• _MATERIALS PROVIDED_

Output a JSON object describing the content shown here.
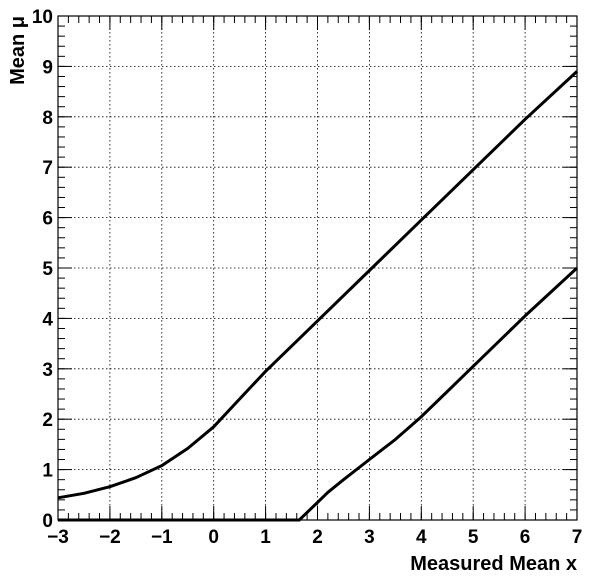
{
  "chart_data": {
    "type": "line",
    "title": "",
    "xlabel": "Measured Mean x",
    "ylabel": "Mean μ",
    "xlim": [
      -3,
      7
    ],
    "ylim": [
      0,
      10
    ],
    "xticks": [
      -3,
      -2,
      -1,
      0,
      1,
      2,
      3,
      4,
      5,
      6,
      7
    ],
    "xtick_labels": [
      "−3",
      "−2",
      "−1",
      "0",
      "1",
      "2",
      "3",
      "4",
      "5",
      "6",
      "7"
    ],
    "yticks": [
      0,
      1,
      2,
      3,
      4,
      5,
      6,
      7,
      8,
      9,
      10
    ],
    "ytick_labels": [
      "0",
      "1",
      "2",
      "3",
      "4",
      "5",
      "6",
      "7",
      "8",
      "9",
      "10"
    ],
    "grid": true,
    "series": [
      {
        "x": [
          -3,
          -2.5,
          -2,
          -1.5,
          -1,
          -0.5,
          0,
          0.5,
          1,
          2,
          3,
          4,
          5,
          6,
          7
        ],
        "y": [
          0.44,
          0.53,
          0.66,
          0.84,
          1.08,
          1.42,
          1.85,
          2.4,
          2.95,
          3.95,
          4.95,
          5.95,
          6.95,
          7.95,
          8.9
        ]
      },
      {
        "x": [
          -3,
          1.65,
          1.8,
          2,
          2.2,
          2.5,
          3,
          3.5,
          4,
          4.5,
          5,
          6,
          7
        ],
        "y": [
          0,
          0,
          0.15,
          0.35,
          0.55,
          0.8,
          1.2,
          1.6,
          2.05,
          2.55,
          3.05,
          4.05,
          5.0
        ]
      }
    ]
  }
}
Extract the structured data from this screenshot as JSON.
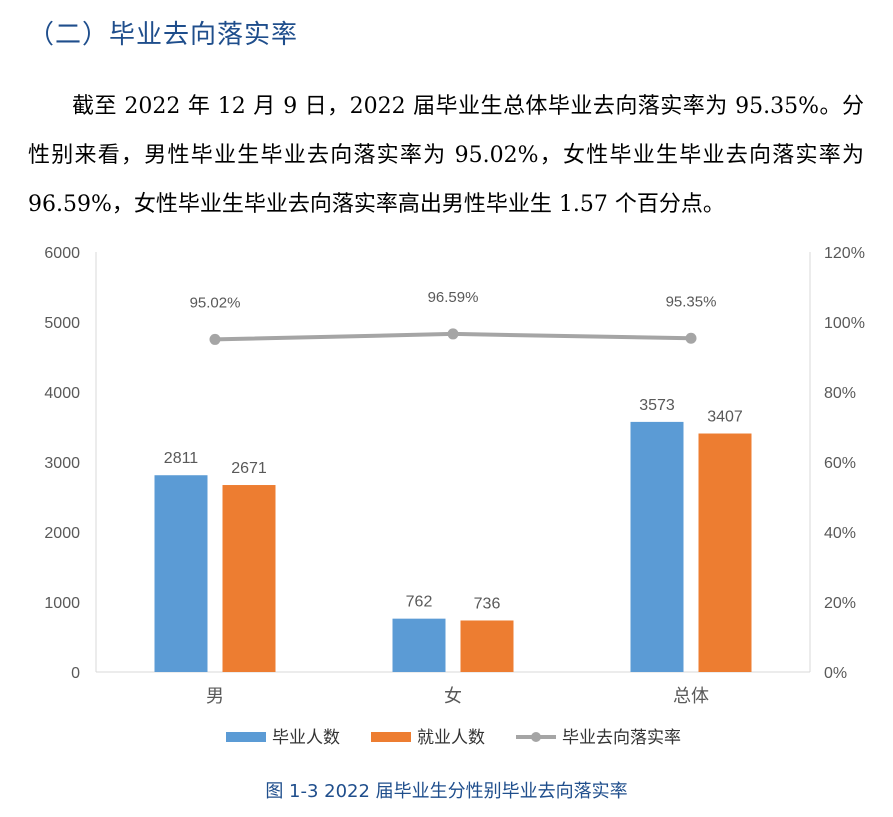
{
  "section_title": "（二）毕业去向落实率",
  "paragraph": "截至 2022 年 12 月 9 日，2022 届毕业生总体毕业去向落实率为 95.35%。分性别来看，男性毕业生毕业去向落实率为 95.02%，女性毕业生毕业去向落实率为 96.59%，女性毕业生毕业去向落实率高出男性毕业生 1.57 个百分点。",
  "caption": "图 1-3  2022 届毕业生分性别毕业去向落实率",
  "chart_data": {
    "type": "bar",
    "categories": [
      "男",
      "女",
      "总体"
    ],
    "series": [
      {
        "name": "毕业人数",
        "type": "bar",
        "axis": "left",
        "color": "#5b9bd5",
        "values": [
          2811,
          762,
          3573
        ]
      },
      {
        "name": "就业人数",
        "type": "bar",
        "axis": "left",
        "color": "#ed7d31",
        "values": [
          2671,
          736,
          3407
        ]
      },
      {
        "name": "毕业去向落实率",
        "type": "line",
        "axis": "right",
        "color": "#a5a5a5",
        "values": [
          95.02,
          96.59,
          95.35
        ],
        "labels": [
          "95.02%",
          "96.59%",
          "95.35%"
        ]
      }
    ],
    "ylim": [
      0,
      6000
    ],
    "yticks": [
      0,
      1000,
      2000,
      3000,
      4000,
      5000,
      6000
    ],
    "y2lim": [
      0,
      120
    ],
    "y2ticks": [
      "0%",
      "20%",
      "40%",
      "60%",
      "80%",
      "100%",
      "120%"
    ],
    "grid": false,
    "legend_position": "bottom"
  }
}
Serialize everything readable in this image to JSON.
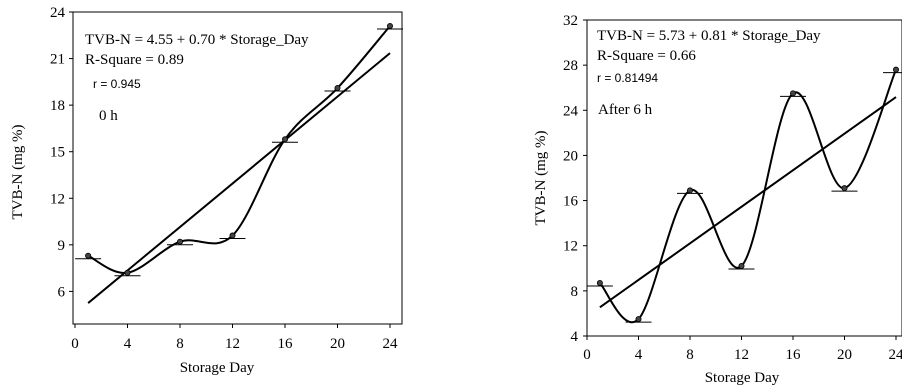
{
  "chart_data": [
    {
      "type": "scatter",
      "x": [
        1,
        4,
        8,
        12,
        16,
        20,
        24
      ],
      "y": [
        8.3,
        7.2,
        9.2,
        9.6,
        15.8,
        19.1,
        23.1
      ],
      "fit_line": {
        "intercept": 4.55,
        "slope": 0.7
      },
      "smooth_curve": true,
      "annotations": {
        "equation": "TVB-N = 4.55 + 0.70 * Storage_Day",
        "r_square": "R-Square = 0.89",
        "r": "r = 0.945",
        "label": "0 h"
      },
      "xlabel": "Storage Day",
      "ylabel": "TVB-N (mg %)",
      "xlim": [
        0,
        24
      ],
      "ylim": [
        3.9,
        24
      ],
      "xticks": [
        0,
        4,
        8,
        12,
        16,
        20,
        24
      ],
      "yticks": [
        6,
        9,
        12,
        15,
        18,
        21,
        24
      ],
      "grid": false
    },
    {
      "type": "scatter",
      "x": [
        1,
        4,
        8,
        12,
        16,
        20,
        24
      ],
      "y": [
        8.7,
        5.5,
        16.9,
        10.2,
        25.5,
        17.1,
        27.6
      ],
      "fit_line": {
        "intercept": 5.73,
        "slope": 0.81
      },
      "smooth_curve": true,
      "annotations": {
        "equation": "TVB-N = 5.73 + 0.81 * Storage_Day",
        "r_square": "R-Square = 0.66",
        "r": "r = 0.81494",
        "label": "After 6 h"
      },
      "xlabel": "Storage Day",
      "ylabel": "TVB-N (mg %)",
      "xlim": [
        0,
        24
      ],
      "ylim": [
        4,
        32
      ],
      "xticks": [
        0,
        4,
        8,
        12,
        16,
        20,
        24
      ],
      "yticks": [
        4,
        8,
        12,
        16,
        20,
        24,
        28,
        32
      ],
      "grid": false
    }
  ]
}
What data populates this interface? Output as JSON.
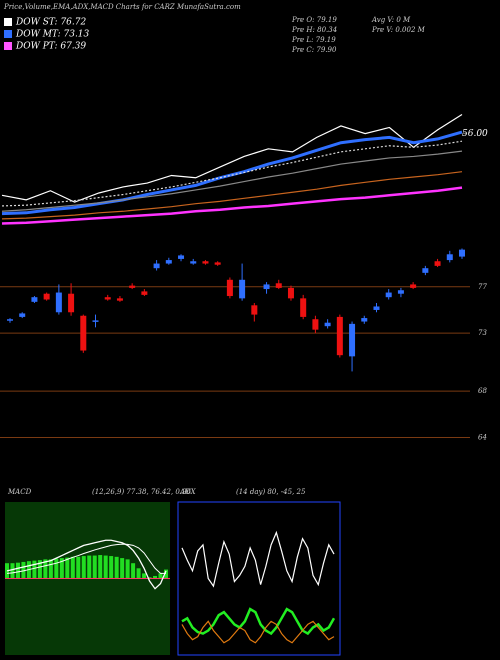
{
  "chart_data": [
    {
      "type": "line",
      "title": "Price,Volume,EMA,ADX,MACD Charts for CARZ MunafaSutra.com",
      "legend": [
        "DOW ST: 76.72",
        "DOW MT: 73.13",
        "DOW PT: 67.39"
      ],
      "legend_colors": [
        "#ffffff",
        "#2f6fff",
        "#ff55ff"
      ],
      "info": [
        "Pre O: 79.19",
        "Pre H: 80.34",
        "Pre L: 79.19",
        "Pre C: 79.90",
        "Avg V: 0 M",
        "Pre V: 0.002 M"
      ],
      "ylim": [
        44,
        65
      ],
      "yticks": [
        {
          "value": 56,
          "label": "56.00"
        }
      ],
      "series": [
        {
          "color": "#ffffff",
          "values": [
            47.9,
            47.3,
            48.5,
            47.0,
            48.2,
            49.0,
            49.5,
            50.5,
            50.2,
            51.6,
            53.0,
            54.0,
            53.6,
            55.5,
            57.0,
            56.0,
            56.8,
            54.2,
            56.5,
            58.5
          ]
        },
        {
          "color": "#2f6fff",
          "values": [
            45.5,
            45.6,
            46.0,
            46.3,
            46.8,
            47.3,
            48.0,
            48.6,
            49.2,
            50.2,
            51.0,
            52.0,
            52.8,
            53.8,
            54.8,
            55.2,
            55.5,
            54.8,
            55.3,
            56.2
          ]
        },
        {
          "color": "#dddddd",
          "values": [
            46.5,
            46.6,
            46.9,
            47.2,
            47.6,
            48.0,
            48.5,
            49.0,
            49.6,
            50.2,
            50.9,
            51.6,
            52.2,
            52.9,
            53.6,
            54.0,
            54.4,
            54.2,
            54.5,
            55.0
          ]
        },
        {
          "color": "#888888",
          "values": [
            45.8,
            46.0,
            46.3,
            46.6,
            46.9,
            47.3,
            47.7,
            48.1,
            48.6,
            49.1,
            49.7,
            50.3,
            50.8,
            51.4,
            52.0,
            52.4,
            52.8,
            53.0,
            53.3,
            53.7
          ]
        },
        {
          "color": "#c8641e",
          "values": [
            44.8,
            44.9,
            45.1,
            45.3,
            45.6,
            45.8,
            46.1,
            46.4,
            46.8,
            47.1,
            47.5,
            47.9,
            48.3,
            48.7,
            49.2,
            49.6,
            50.0,
            50.3,
            50.6,
            51.0
          ]
        },
        {
          "color": "#ff33ff",
          "values": [
            44.2,
            44.3,
            44.5,
            44.7,
            44.9,
            45.1,
            45.3,
            45.5,
            45.8,
            46.0,
            46.3,
            46.5,
            46.8,
            47.1,
            47.4,
            47.6,
            47.9,
            48.2,
            48.5,
            48.9
          ]
        }
      ]
    },
    {
      "type": "candlestick",
      "ylim": [
        61.2,
        80.6
      ],
      "yticks": [
        77,
        73,
        68,
        64
      ],
      "grid": true,
      "up_color": "#2f6fff",
      "down_color": "#ee1111",
      "grid_color": "#7a3a12",
      "open": [
        74.1,
        74.4,
        75.7,
        76.4,
        74.8,
        76.4,
        74.5,
        74.0,
        76.1,
        76.0,
        77.1,
        76.6,
        78.6,
        79.0,
        79.4,
        79.0,
        79.2,
        79.1,
        77.6,
        76.0,
        75.4,
        76.8,
        77.3,
        76.9,
        76.0,
        74.2,
        73.6,
        74.4,
        71.0,
        74.0,
        75.0,
        76.1,
        76.4,
        77.2,
        78.2,
        79.2,
        79.3,
        79.6
      ],
      "high": [
        74.3,
        74.8,
        76.2,
        76.5,
        77.2,
        77.3,
        74.6,
        74.6,
        76.3,
        76.2,
        77.3,
        76.8,
        79.3,
        79.5,
        79.8,
        79.4,
        79.3,
        79.2,
        77.8,
        79.0,
        75.6,
        77.4,
        77.6,
        77.1,
        76.3,
        74.5,
        74.2,
        74.6,
        74.0,
        74.5,
        75.6,
        76.8,
        76.9,
        77.4,
        78.8,
        79.4,
        80.1,
        80.3
      ],
      "low": [
        73.9,
        74.3,
        75.6,
        75.8,
        74.6,
        74.5,
        71.3,
        73.5,
        75.8,
        75.7,
        76.8,
        76.2,
        78.4,
        78.9,
        79.2,
        78.9,
        78.9,
        78.8,
        76.0,
        75.8,
        74.0,
        76.4,
        76.8,
        75.8,
        74.2,
        73.0,
        73.4,
        70.9,
        69.7,
        73.8,
        74.8,
        75.9,
        76.1,
        76.8,
        78.0,
        78.7,
        79.1,
        79.4
      ],
      "close": [
        74.2,
        74.7,
        76.1,
        75.9,
        76.5,
        74.8,
        71.5,
        74.1,
        75.9,
        75.8,
        76.9,
        76.3,
        79.0,
        79.3,
        79.7,
        79.2,
        79.0,
        78.9,
        76.2,
        77.6,
        74.6,
        77.2,
        76.9,
        76.0,
        74.4,
        73.3,
        73.9,
        71.1,
        73.8,
        74.3,
        75.3,
        76.5,
        76.7,
        76.9,
        78.6,
        78.8,
        79.8,
        80.2
      ]
    },
    {
      "type": "macd",
      "title": "MACD",
      "params": "(12,26,9) 77.38, 76.42, 0.96",
      "ylim": [
        -3,
        3
      ],
      "background": "#063806",
      "zero_color": "#ff3366",
      "hist_color": "#22dd22",
      "macd": [
        0.3,
        0.35,
        0.4,
        0.45,
        0.5,
        0.55,
        0.6,
        0.65,
        0.7,
        0.8,
        0.9,
        1.0,
        1.1,
        1.2,
        1.3,
        1.35,
        1.4,
        1.45,
        1.5,
        1.5,
        1.45,
        1.4,
        1.3,
        1.1,
        0.8,
        0.4,
        -0.1,
        -0.4,
        -0.2,
        0.3
      ],
      "signal": [
        0.2,
        0.22,
        0.26,
        0.3,
        0.35,
        0.4,
        0.45,
        0.5,
        0.55,
        0.6,
        0.67,
        0.75,
        0.83,
        0.9,
        0.98,
        1.05,
        1.12,
        1.18,
        1.24,
        1.3,
        1.33,
        1.35,
        1.34,
        1.3,
        1.2,
        1.0,
        0.7,
        0.4,
        0.2,
        0.2
      ],
      "hist": [
        0.6,
        0.6,
        0.62,
        0.65,
        0.68,
        0.7,
        0.72,
        0.75,
        0.75,
        0.78,
        0.8,
        0.82,
        0.85,
        0.85,
        0.88,
        0.9,
        0.9,
        0.92,
        0.9,
        0.88,
        0.85,
        0.8,
        0.75,
        0.6,
        0.4,
        0.2,
        0.05,
        0.1,
        0.2,
        0.35
      ]
    },
    {
      "type": "adx",
      "title": "ADX",
      "params": "(14 day) 80, -45, 25",
      "ylim": [
        0,
        100
      ],
      "border": "#2244ff",
      "series": [
        {
          "color": "#ffffff",
          "values": [
            70,
            62,
            55,
            68,
            72,
            50,
            45,
            60,
            74,
            66,
            48,
            52,
            58,
            70,
            62,
            46,
            58,
            72,
            80,
            68,
            55,
            48,
            64,
            76,
            70,
            52,
            46,
            60,
            72,
            66
          ]
        },
        {
          "color": "#22ee22",
          "values": [
            22,
            24,
            18,
            15,
            14,
            16,
            20,
            26,
            28,
            24,
            20,
            18,
            22,
            30,
            28,
            20,
            16,
            14,
            18,
            24,
            30,
            28,
            22,
            16,
            14,
            18,
            20,
            16,
            18,
            24
          ]
        },
        {
          "color": "#e07a10",
          "values": [
            20,
            14,
            10,
            12,
            18,
            22,
            16,
            12,
            8,
            10,
            14,
            18,
            16,
            10,
            8,
            12,
            18,
            22,
            20,
            14,
            10,
            8,
            12,
            16,
            20,
            22,
            18,
            14,
            10,
            12
          ]
        }
      ]
    }
  ]
}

• _EXERCISE BRIEF_
Identify all lines in the records above with the word "Output".

• _SOLUTION FOR THIS EXERCISE_
Output a JSON object describing the content shown here.
What data populates this interface? Output as JSON.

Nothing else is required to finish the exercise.